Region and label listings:
☆ ☆ ☆

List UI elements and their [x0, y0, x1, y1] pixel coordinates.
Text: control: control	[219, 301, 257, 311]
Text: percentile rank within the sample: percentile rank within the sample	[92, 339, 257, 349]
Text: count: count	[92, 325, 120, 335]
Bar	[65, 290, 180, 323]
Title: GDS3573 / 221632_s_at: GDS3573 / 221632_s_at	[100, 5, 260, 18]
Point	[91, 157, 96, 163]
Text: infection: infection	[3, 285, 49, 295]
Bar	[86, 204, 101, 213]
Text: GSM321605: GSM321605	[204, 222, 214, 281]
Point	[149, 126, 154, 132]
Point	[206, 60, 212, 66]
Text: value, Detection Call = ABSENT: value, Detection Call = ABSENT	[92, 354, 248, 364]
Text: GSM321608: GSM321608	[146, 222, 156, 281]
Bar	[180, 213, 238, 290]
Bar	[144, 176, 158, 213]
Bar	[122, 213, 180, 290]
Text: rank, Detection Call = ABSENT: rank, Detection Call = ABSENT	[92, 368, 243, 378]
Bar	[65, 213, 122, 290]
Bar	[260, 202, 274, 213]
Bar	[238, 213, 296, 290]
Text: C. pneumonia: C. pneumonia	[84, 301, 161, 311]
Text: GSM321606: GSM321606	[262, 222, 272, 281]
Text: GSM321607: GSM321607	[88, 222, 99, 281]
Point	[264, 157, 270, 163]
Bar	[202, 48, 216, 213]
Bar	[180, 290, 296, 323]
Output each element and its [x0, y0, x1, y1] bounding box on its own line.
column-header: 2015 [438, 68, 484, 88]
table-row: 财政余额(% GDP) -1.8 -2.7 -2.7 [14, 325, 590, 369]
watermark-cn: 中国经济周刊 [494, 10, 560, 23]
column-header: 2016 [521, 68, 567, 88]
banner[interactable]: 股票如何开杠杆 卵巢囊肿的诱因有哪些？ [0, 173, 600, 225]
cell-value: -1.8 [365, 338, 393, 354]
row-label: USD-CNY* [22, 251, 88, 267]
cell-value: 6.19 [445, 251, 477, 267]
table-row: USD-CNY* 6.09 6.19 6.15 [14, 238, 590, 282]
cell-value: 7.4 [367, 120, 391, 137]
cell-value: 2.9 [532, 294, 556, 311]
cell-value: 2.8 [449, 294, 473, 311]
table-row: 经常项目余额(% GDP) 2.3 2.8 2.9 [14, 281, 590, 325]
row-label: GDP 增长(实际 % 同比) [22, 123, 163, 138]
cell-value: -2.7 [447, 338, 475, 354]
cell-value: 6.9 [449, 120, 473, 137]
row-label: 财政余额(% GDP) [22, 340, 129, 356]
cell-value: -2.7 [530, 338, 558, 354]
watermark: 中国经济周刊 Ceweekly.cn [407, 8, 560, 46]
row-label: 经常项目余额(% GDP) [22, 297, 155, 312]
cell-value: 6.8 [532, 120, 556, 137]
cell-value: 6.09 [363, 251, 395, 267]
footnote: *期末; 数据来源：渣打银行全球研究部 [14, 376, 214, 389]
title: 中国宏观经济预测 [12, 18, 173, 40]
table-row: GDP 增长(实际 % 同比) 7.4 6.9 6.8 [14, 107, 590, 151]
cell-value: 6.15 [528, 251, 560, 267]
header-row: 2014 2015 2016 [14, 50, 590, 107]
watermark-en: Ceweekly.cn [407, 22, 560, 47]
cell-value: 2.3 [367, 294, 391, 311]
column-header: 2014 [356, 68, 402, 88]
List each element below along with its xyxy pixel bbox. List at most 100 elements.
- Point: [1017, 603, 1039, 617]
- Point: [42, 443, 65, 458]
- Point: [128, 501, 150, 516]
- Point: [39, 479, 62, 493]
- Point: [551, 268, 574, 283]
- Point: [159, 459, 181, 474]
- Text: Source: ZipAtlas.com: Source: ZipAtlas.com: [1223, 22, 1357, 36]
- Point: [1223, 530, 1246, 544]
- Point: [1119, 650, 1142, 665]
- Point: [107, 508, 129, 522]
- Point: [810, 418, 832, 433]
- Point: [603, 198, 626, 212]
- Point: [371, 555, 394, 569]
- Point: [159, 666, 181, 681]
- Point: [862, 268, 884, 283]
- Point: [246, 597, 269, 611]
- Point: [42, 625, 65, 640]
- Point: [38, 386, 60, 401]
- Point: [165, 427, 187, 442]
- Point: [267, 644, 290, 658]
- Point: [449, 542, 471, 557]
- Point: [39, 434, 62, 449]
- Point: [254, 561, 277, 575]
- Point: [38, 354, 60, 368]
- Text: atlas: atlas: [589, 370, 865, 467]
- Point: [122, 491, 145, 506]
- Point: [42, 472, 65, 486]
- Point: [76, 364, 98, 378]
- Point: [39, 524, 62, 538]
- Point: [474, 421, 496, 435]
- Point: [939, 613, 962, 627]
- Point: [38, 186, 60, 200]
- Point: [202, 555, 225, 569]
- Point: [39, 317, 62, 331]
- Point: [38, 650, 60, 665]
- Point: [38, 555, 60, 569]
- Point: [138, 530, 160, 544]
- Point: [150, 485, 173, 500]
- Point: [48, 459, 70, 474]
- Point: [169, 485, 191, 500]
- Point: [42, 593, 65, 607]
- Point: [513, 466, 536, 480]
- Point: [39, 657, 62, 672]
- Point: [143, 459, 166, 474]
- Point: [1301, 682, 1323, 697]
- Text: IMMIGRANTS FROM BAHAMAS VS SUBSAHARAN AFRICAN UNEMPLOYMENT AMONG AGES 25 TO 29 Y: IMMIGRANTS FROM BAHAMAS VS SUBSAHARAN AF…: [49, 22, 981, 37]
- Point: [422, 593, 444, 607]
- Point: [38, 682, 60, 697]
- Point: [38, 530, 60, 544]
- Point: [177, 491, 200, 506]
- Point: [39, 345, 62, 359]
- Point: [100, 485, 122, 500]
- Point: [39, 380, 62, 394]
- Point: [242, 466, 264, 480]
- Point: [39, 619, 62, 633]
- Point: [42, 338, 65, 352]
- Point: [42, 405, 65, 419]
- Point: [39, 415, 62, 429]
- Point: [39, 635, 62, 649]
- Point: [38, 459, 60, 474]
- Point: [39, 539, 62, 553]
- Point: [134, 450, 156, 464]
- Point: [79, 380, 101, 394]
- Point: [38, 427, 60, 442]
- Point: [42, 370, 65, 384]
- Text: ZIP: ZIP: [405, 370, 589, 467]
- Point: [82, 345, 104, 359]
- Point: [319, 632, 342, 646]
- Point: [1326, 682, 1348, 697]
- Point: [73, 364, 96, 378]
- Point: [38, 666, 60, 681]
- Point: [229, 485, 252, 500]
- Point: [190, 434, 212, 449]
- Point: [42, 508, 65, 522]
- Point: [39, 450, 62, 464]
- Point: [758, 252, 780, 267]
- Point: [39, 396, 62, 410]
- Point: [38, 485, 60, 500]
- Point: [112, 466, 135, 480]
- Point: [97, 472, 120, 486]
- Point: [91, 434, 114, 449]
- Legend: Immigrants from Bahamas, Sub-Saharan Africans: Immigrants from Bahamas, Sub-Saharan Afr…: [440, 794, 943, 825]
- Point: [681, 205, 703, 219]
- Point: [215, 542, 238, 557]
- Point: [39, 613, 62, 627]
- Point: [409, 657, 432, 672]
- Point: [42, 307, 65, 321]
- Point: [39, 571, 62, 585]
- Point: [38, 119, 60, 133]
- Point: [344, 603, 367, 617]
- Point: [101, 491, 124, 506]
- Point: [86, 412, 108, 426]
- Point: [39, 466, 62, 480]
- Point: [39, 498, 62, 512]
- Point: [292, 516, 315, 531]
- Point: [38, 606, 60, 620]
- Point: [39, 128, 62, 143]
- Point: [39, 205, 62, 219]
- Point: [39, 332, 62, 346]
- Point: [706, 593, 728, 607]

☆ ☆ ☆

_Task details_: Copy every one of the rows above word for word, keeping their order and formatting unchanged.

_Correct response_:
List UI elements and their [x0, y0, x1, y1] pixel coordinates.
Text: control: control	[219, 301, 257, 311]
Text: percentile rank within the sample: percentile rank within the sample	[92, 339, 257, 349]
Text: count: count	[92, 325, 120, 335]
Bar	[65, 290, 180, 323]
Title: GDS3573 / 221632_s_at: GDS3573 / 221632_s_at	[100, 5, 260, 18]
Point	[91, 157, 96, 163]
Text: infection: infection	[3, 285, 49, 295]
Bar	[86, 204, 101, 213]
Text: GSM321605: GSM321605	[204, 222, 214, 281]
Point	[149, 126, 154, 132]
Point	[206, 60, 212, 66]
Text: value, Detection Call = ABSENT: value, Detection Call = ABSENT	[92, 354, 248, 364]
Text: GSM321608: GSM321608	[146, 222, 156, 281]
Bar	[180, 213, 238, 290]
Bar	[144, 176, 158, 213]
Bar	[122, 213, 180, 290]
Text: rank, Detection Call = ABSENT: rank, Detection Call = ABSENT	[92, 368, 243, 378]
Bar	[65, 213, 122, 290]
Bar	[260, 202, 274, 213]
Bar	[238, 213, 296, 290]
Text: C. pneumonia: C. pneumonia	[84, 301, 161, 311]
Text: GSM321606: GSM321606	[262, 222, 272, 281]
Text: GSM321607: GSM321607	[88, 222, 99, 281]
Point	[264, 157, 270, 163]
Bar	[202, 48, 216, 213]
Bar	[180, 290, 296, 323]
Output each element and its [x0, y0, x1, y1] bounding box on its own line.
column-header: 2015 [438, 68, 484, 88]
table-row: 财政余额(% GDP) -1.8 -2.7 -2.7 [14, 325, 590, 369]
watermark-cn: 中国经济周刊 [494, 10, 560, 23]
column-header: 2016 [521, 68, 567, 88]
banner[interactable]: 股票如何开杠杆 卵巢囊肿的诱因有哪些？ [0, 173, 600, 225]
cell-value: -1.8 [365, 338, 393, 354]
row-label: USD-CNY* [22, 251, 88, 267]
cell-value: 6.19 [445, 251, 477, 267]
table-row: USD-CNY* 6.09 6.19 6.15 [14, 238, 590, 282]
cell-value: 7.4 [367, 120, 391, 137]
cell-value: 2.9 [532, 294, 556, 311]
cell-value: 2.8 [449, 294, 473, 311]
table-row: 经常项目余额(% GDP) 2.3 2.8 2.9 [14, 281, 590, 325]
row-label: GDP 增长(实际 % 同比) [22, 123, 163, 138]
cell-value: -2.7 [447, 338, 475, 354]
cell-value: 6.9 [449, 120, 473, 137]
row-label: 财政余额(% GDP) [22, 340, 129, 356]
cell-value: -2.7 [530, 338, 558, 354]
watermark: 中国经济周刊 Ceweekly.cn [407, 8, 560, 46]
row-label: 经常项目余额(% GDP) [22, 297, 155, 312]
cell-value: 6.8 [532, 120, 556, 137]
cell-value: 6.09 [363, 251, 395, 267]
footnote: *期末; 数据来源：渣打银行全球研究部 [14, 376, 214, 389]
title: 中国宏观经济预测 [12, 18, 173, 40]
table-row: GDP 增长(实际 % 同比) 7.4 6.9 6.8 [14, 107, 590, 151]
cell-value: 6.15 [528, 251, 560, 267]
header-row: 2014 2015 2016 [14, 50, 590, 107]
watermark-en: Ceweekly.cn [407, 22, 560, 47]
cell-value: 2.3 [367, 294, 391, 311]
column-header: 2014 [356, 68, 402, 88]
List each element below along with its xyxy pixel bbox. List at most 100 elements.
- Point: [1017, 603, 1039, 617]
- Point: [42, 443, 65, 458]
- Point: [128, 501, 150, 516]
- Point: [39, 479, 62, 493]
- Point: [551, 268, 574, 283]
- Point: [159, 459, 181, 474]
- Text: Source: ZipAtlas.com: Source: ZipAtlas.com: [1223, 22, 1357, 36]
- Point: [1223, 530, 1246, 544]
- Point: [1119, 650, 1142, 665]
- Point: [107, 508, 129, 522]
- Point: [810, 418, 832, 433]
- Point: [603, 198, 626, 212]
- Point: [371, 555, 394, 569]
- Point: [159, 666, 181, 681]
- Point: [862, 268, 884, 283]
- Point: [246, 597, 269, 611]
- Point: [42, 625, 65, 640]
- Point: [38, 386, 60, 401]
- Point: [165, 427, 187, 442]
- Point: [267, 644, 290, 658]
- Point: [449, 542, 471, 557]
- Point: [39, 434, 62, 449]
- Point: [254, 561, 277, 575]
- Point: [38, 354, 60, 368]
- Text: atlas: atlas: [589, 370, 865, 467]
- Point: [122, 491, 145, 506]
- Point: [42, 472, 65, 486]
- Point: [76, 364, 98, 378]
- Point: [39, 524, 62, 538]
- Point: [474, 421, 496, 435]
- Point: [939, 613, 962, 627]
- Point: [38, 186, 60, 200]
- Point: [202, 555, 225, 569]
- Point: [39, 317, 62, 331]
- Point: [38, 650, 60, 665]
- Point: [38, 555, 60, 569]
- Point: [138, 530, 160, 544]
- Point: [150, 485, 173, 500]
- Point: [48, 459, 70, 474]
- Point: [169, 485, 191, 500]
- Point: [42, 593, 65, 607]
- Point: [513, 466, 536, 480]
- Point: [39, 657, 62, 672]
- Point: [143, 459, 166, 474]
- Point: [1301, 682, 1323, 697]
- Text: IMMIGRANTS FROM BAHAMAS VS SUBSAHARAN AFRICAN UNEMPLOYMENT AMONG AGES 25 TO 29 Y: IMMIGRANTS FROM BAHAMAS VS SUBSAHARAN AF…: [49, 22, 981, 37]
- Point: [422, 593, 444, 607]
- Point: [38, 682, 60, 697]
- Point: [38, 530, 60, 544]
- Point: [177, 491, 200, 506]
- Point: [39, 345, 62, 359]
- Point: [100, 485, 122, 500]
- Point: [39, 380, 62, 394]
- Point: [242, 466, 264, 480]
- Point: [39, 619, 62, 633]
- Point: [42, 338, 65, 352]
- Point: [42, 405, 65, 419]
- Point: [39, 415, 62, 429]
- Point: [39, 635, 62, 649]
- Point: [38, 459, 60, 474]
- Point: [39, 539, 62, 553]
- Point: [134, 450, 156, 464]
- Point: [79, 380, 101, 394]
- Point: [38, 427, 60, 442]
- Point: [42, 370, 65, 384]
- Text: ZIP: ZIP: [405, 370, 589, 467]
- Point: [82, 345, 104, 359]
- Point: [319, 632, 342, 646]
- Point: [1326, 682, 1348, 697]
- Point: [73, 364, 96, 378]
- Point: [38, 666, 60, 681]
- Point: [229, 485, 252, 500]
- Point: [190, 434, 212, 449]
- Point: [42, 508, 65, 522]
- Point: [39, 450, 62, 464]
- Point: [758, 252, 780, 267]
- Point: [39, 396, 62, 410]
- Point: [38, 485, 60, 500]
- Point: [112, 466, 135, 480]
- Point: [97, 472, 120, 486]
- Point: [91, 434, 114, 449]
- Legend: Immigrants from Bahamas, Sub-Saharan Africans: Immigrants from Bahamas, Sub-Saharan Afr…: [440, 794, 943, 825]
- Point: [681, 205, 703, 219]
- Point: [215, 542, 238, 557]
- Point: [39, 613, 62, 627]
- Point: [409, 657, 432, 672]
- Point: [42, 307, 65, 321]
- Point: [39, 571, 62, 585]
- Point: [38, 119, 60, 133]
- Point: [344, 603, 367, 617]
- Point: [101, 491, 124, 506]
- Point: [86, 412, 108, 426]
- Point: [39, 466, 62, 480]
- Point: [39, 498, 62, 512]
- Point: [292, 516, 315, 531]
- Point: [38, 606, 60, 620]
- Point: [39, 128, 62, 143]
- Point: [39, 205, 62, 219]
- Point: [39, 332, 62, 346]
- Point: [706, 593, 728, 607]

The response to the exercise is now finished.